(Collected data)
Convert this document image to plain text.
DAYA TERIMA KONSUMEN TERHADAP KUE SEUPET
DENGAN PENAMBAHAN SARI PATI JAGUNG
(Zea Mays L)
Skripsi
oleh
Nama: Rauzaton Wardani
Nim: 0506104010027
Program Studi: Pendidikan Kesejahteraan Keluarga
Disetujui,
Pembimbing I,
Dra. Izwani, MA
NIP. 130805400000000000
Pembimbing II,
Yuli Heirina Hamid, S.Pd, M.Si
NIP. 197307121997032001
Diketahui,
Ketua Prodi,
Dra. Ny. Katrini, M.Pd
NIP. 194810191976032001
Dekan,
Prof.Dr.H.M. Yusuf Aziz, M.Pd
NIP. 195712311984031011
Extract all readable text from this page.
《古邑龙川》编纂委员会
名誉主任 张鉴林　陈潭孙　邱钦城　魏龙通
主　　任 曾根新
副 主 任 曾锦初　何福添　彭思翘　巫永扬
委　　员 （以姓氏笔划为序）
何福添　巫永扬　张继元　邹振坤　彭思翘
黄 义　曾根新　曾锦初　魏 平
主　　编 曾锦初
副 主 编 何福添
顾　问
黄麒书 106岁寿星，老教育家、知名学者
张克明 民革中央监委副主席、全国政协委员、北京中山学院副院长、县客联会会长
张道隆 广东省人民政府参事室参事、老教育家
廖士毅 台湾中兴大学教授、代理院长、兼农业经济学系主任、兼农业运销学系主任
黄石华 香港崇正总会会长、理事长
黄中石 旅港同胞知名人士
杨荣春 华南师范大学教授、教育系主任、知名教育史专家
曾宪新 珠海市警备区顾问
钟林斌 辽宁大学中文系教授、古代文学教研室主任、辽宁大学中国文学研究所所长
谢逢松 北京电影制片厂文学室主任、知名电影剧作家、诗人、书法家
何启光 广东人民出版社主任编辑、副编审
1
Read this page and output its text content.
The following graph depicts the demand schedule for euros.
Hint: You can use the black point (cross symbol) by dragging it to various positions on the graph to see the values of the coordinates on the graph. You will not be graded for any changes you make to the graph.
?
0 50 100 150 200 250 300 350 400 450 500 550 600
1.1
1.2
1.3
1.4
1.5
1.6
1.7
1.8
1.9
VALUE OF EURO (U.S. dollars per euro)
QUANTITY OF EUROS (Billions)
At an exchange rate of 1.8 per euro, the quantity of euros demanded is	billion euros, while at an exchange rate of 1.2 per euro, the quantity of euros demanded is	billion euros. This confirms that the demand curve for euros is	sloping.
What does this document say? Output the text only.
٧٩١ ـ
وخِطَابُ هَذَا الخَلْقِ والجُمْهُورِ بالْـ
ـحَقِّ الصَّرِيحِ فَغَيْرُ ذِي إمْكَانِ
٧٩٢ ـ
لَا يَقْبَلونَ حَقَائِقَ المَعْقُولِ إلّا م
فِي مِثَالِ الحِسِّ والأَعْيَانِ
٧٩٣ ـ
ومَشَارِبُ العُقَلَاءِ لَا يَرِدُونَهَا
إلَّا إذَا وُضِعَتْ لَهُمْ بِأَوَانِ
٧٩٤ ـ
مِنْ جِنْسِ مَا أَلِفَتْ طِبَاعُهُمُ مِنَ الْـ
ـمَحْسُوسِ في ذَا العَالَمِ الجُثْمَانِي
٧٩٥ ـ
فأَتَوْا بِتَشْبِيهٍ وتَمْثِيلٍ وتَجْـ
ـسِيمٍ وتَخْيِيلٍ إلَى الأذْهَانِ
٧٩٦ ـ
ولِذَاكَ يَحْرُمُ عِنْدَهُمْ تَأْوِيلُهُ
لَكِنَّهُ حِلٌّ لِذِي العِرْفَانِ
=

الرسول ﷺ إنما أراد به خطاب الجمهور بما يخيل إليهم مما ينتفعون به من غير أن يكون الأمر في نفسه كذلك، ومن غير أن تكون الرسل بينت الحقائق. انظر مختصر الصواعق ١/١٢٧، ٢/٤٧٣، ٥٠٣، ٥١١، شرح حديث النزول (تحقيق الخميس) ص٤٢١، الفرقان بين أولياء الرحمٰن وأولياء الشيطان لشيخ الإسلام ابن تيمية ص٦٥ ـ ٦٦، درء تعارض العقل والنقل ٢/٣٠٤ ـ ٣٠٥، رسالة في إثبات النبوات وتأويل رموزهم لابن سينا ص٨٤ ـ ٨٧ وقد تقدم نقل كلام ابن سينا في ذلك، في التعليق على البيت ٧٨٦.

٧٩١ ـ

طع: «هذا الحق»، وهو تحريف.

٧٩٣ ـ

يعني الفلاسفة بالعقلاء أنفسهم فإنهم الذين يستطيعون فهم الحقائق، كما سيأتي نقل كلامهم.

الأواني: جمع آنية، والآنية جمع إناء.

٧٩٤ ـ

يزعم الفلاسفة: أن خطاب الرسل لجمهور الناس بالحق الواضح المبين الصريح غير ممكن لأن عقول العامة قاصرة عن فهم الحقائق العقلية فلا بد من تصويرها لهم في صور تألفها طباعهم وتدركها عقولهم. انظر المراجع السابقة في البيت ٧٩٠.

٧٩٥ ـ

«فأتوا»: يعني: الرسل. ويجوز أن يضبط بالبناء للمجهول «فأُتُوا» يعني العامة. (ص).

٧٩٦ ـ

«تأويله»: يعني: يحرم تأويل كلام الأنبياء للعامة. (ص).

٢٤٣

▶ Exercise directions: Every record shown above should be written out again exactly.

▶ Written reply:
Convert this document image to plain text.
DAYA TERIMA KONSUMEN TERHADAP KUE SEUPET
DENGAN PENAMBAHAN SARI PATI JAGUNG
(Zea Mays L)
Skripsi
oleh
Nama: Rauzaton Wardani
Nim: 0506104010027
Program Studi: Pendidikan Kesejahteraan Keluarga
Disetujui,
Pembimbing I,
Dra. Izwani, MA
NIP. 130805400000000000
Pembimbing II,
Yuli Heirina Hamid, S.Pd, M.Si
NIP. 197307121997032001
Diketahui,
Ketua Prodi,
Dra. Ny. Katrini, M.Pd
NIP. 194810191976032001
Dekan,
Prof.Dr.H.M. Yusuf Aziz, M.Pd
NIP. 195712311984031011
Extract all readable text from this page.
《古邑龙川》编纂委员会
名誉主任 张鉴林　陈潭孙　邱钦城　魏龙通
主　　任 曾根新
副 主 任 曾锦初　何福添　彭思翘　巫永扬
委　　员 （以姓氏笔划为序）
何福添　巫永扬　张继元　邹振坤　彭思翘
黄 义　曾根新　曾锦初　魏 平
主　　编 曾锦初
副 主 编 何福添
顾　问
黄麒书 106岁寿星，老教育家、知名学者
张克明 民革中央监委副主席、全国政协委员、北京中山学院副院长、县客联会会长
张道隆 广东省人民政府参事室参事、老教育家
廖士毅 台湾中兴大学教授、代理院长、兼农业经济学系主任、兼农业运销学系主任
黄石华 香港崇正总会会长、理事长
黄中石 旅港同胞知名人士
杨荣春 华南师范大学教授、教育系主任、知名教育史专家
曾宪新 珠海市警备区顾问
钟林斌 辽宁大学中文系教授、古代文学教研室主任、辽宁大学中国文学研究所所长
谢逢松 北京电影制片厂文学室主任、知名电影剧作家、诗人、书法家
何启光 广东人民出版社主任编辑、副编审
1
Read this page and output its text content.
The following graph depicts the demand schedule for euros.
Hint: You can use the black point (cross symbol) by dragging it to various positions on the graph to see the values of the coordinates on the graph. You will not be graded for any changes you make to the graph.
?
0 50 100 150 200 250 300 350 400 450 500 550 600
1.1
1.2
1.3
1.4
1.5
1.6
1.7
1.8
1.9
VALUE OF EURO (U.S. dollars per euro)
QUANTITY OF EUROS (Billions)
At an exchange rate of 1.8 per euro, the quantity of euros demanded is	billion euros, while at an exchange rate of 1.2 per euro, the quantity of euros demanded is	billion euros. This confirms that the demand curve for euros is	sloping.
What does this document say? Output the text only.
٧٩١ ـ
وخِطَابُ هَذَا الخَلْقِ والجُمْهُورِ بالْـ
ـحَقِّ الصَّرِيحِ فَغَيْرُ ذِي إمْكَانِ
٧٩٢ ـ
لَا يَقْبَلونَ حَقَائِقَ المَعْقُولِ إلّا م
فِي مِثَالِ الحِسِّ والأَعْيَانِ
٧٩٣ ـ
ومَشَارِبُ العُقَلَاءِ لَا يَرِدُونَهَا
إلَّا إذَا وُضِعَتْ لَهُمْ بِأَوَانِ
٧٩٤ ـ
مِنْ جِنْسِ مَا أَلِفَتْ طِبَاعُهُمُ مِنَ الْـ
ـمَحْسُوسِ في ذَا العَالَمِ الجُثْمَانِي
٧٩٥ ـ
فأَتَوْا بِتَشْبِيهٍ وتَمْثِيلٍ وتَجْـ
ـسِيمٍ وتَخْيِيلٍ إلَى الأذْهَانِ
٧٩٦ ـ
ولِذَاكَ يَحْرُمُ عِنْدَهُمْ تَأْوِيلُهُ
لَكِنَّهُ حِلٌّ لِذِي العِرْفَانِ
=

الرسول ﷺ إنما أراد به خطاب الجمهور بما يخيل إليهم مما ينتفعون به من غير أن يكون الأمر في نفسه كذلك، ومن غير أن تكون الرسل بينت الحقائق. انظر مختصر الصواعق ١/١٢٧، ٢/٤٧٣، ٥٠٣، ٥١١، شرح حديث النزول (تحقيق الخميس) ص٤٢١، الفرقان بين أولياء الرحمٰن وأولياء الشيطان لشيخ الإسلام ابن تيمية ص٦٥ ـ ٦٦، درء تعارض العقل والنقل ٢/٣٠٤ ـ ٣٠٥، رسالة في إثبات النبوات وتأويل رموزهم لابن سينا ص٨٤ ـ ٨٧ وقد تقدم نقل كلام ابن سينا في ذلك، في التعليق على البيت ٧٨٦.

٧٩١ ـ

طع: «هذا الحق»، وهو تحريف.

٧٩٣ ـ

يعني الفلاسفة بالعقلاء أنفسهم فإنهم الذين يستطيعون فهم الحقائق، كما سيأتي نقل كلامهم.

الأواني: جمع آنية، والآنية جمع إناء.

٧٩٤ ـ

يزعم الفلاسفة: أن خطاب الرسل لجمهور الناس بالحق الواضح المبين الصريح غير ممكن لأن عقول العامة قاصرة عن فهم الحقائق العقلية فلا بد من تصويرها لهم في صور تألفها طباعهم وتدركها عقولهم. انظر المراجع السابقة في البيت ٧٩٠.

٧٩٥ ـ

«فأتوا»: يعني: الرسل. ويجوز أن يضبط بالبناء للمجهول «فأُتُوا» يعني العامة. (ص).

٧٩٦ ـ

«تأويله»: يعني: يحرم تأويل كلام الأنبياء للعامة. (ص).

٢٤٣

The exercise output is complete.